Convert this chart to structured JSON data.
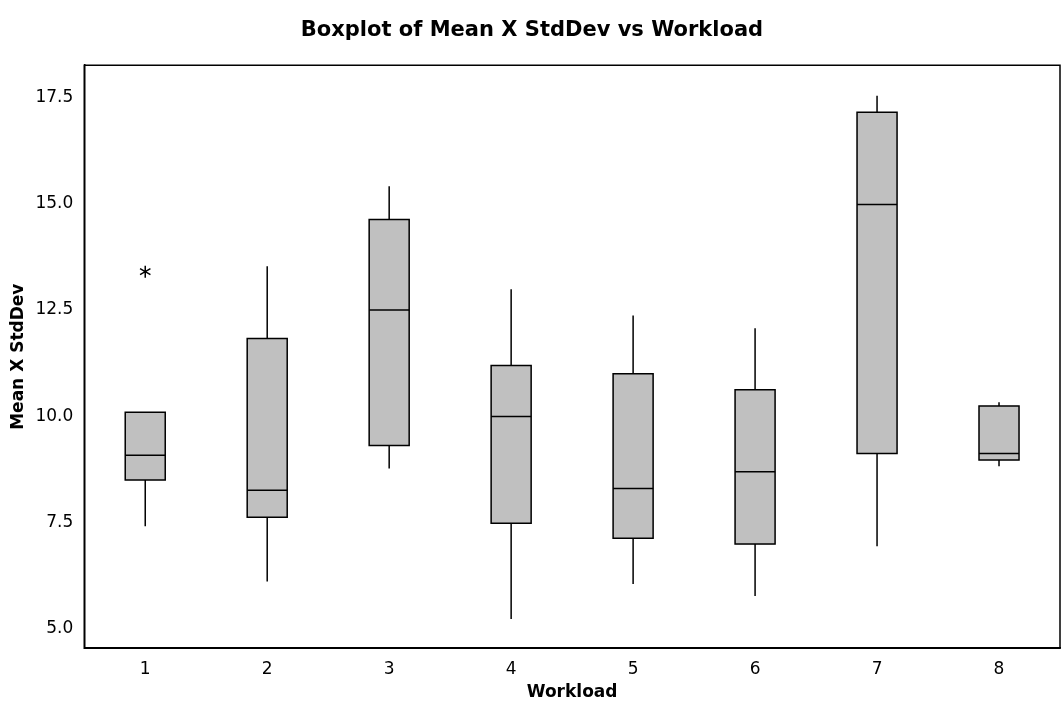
{
  "chart_data": {
    "type": "box",
    "title": "Boxplot of Mean X StdDev vs Workload",
    "xlabel": "Workload",
    "ylabel": "Mean X StdDev",
    "categories": [
      "1",
      "2",
      "3",
      "4",
      "5",
      "6",
      "7",
      "8"
    ],
    "color": "#c0c0c0",
    "boxes": [
      {
        "low": 7.41,
        "q1": 8.5,
        "median": 9.08,
        "q3": 10.09,
        "high": 10.09,
        "outliers": [
          13.4
        ]
      },
      {
        "low": 6.11,
        "q1": 7.62,
        "median": 8.26,
        "q3": 11.83,
        "high": 13.53
      },
      {
        "low": 8.77,
        "q1": 9.31,
        "median": 12.5,
        "q3": 14.63,
        "high": 15.41
      },
      {
        "low": 5.23,
        "q1": 7.48,
        "median": 9.99,
        "q3": 11.19,
        "high": 12.99
      },
      {
        "low": 6.05,
        "q1": 7.13,
        "median": 8.3,
        "q3": 11.0,
        "high": 12.37
      },
      {
        "low": 5.77,
        "q1": 6.99,
        "median": 8.69,
        "q3": 10.62,
        "high": 12.07
      },
      {
        "low": 6.94,
        "q1": 9.12,
        "median": 14.98,
        "q3": 17.15,
        "high": 17.54
      },
      {
        "low": 8.82,
        "q1": 8.97,
        "median": 9.12,
        "q3": 10.24,
        "high": 10.33
      }
    ],
    "ylim": [
      4.54,
      18.26
    ],
    "yticks": [
      {
        "value": 5,
        "label": "5.0"
      },
      7.5,
      {
        "value": 10,
        "label": "10.0"
      },
      12.5,
      {
        "value": 15,
        "label": "15.0"
      },
      17.5
    ]
  }
}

• **Task to complete**
Lines containing the word "Workload" must all be returned from the material above.

• **Answer to the task**
    "title": "Boxplot of Mean X StdDev vs Workload",
    "xlabel": "Workload",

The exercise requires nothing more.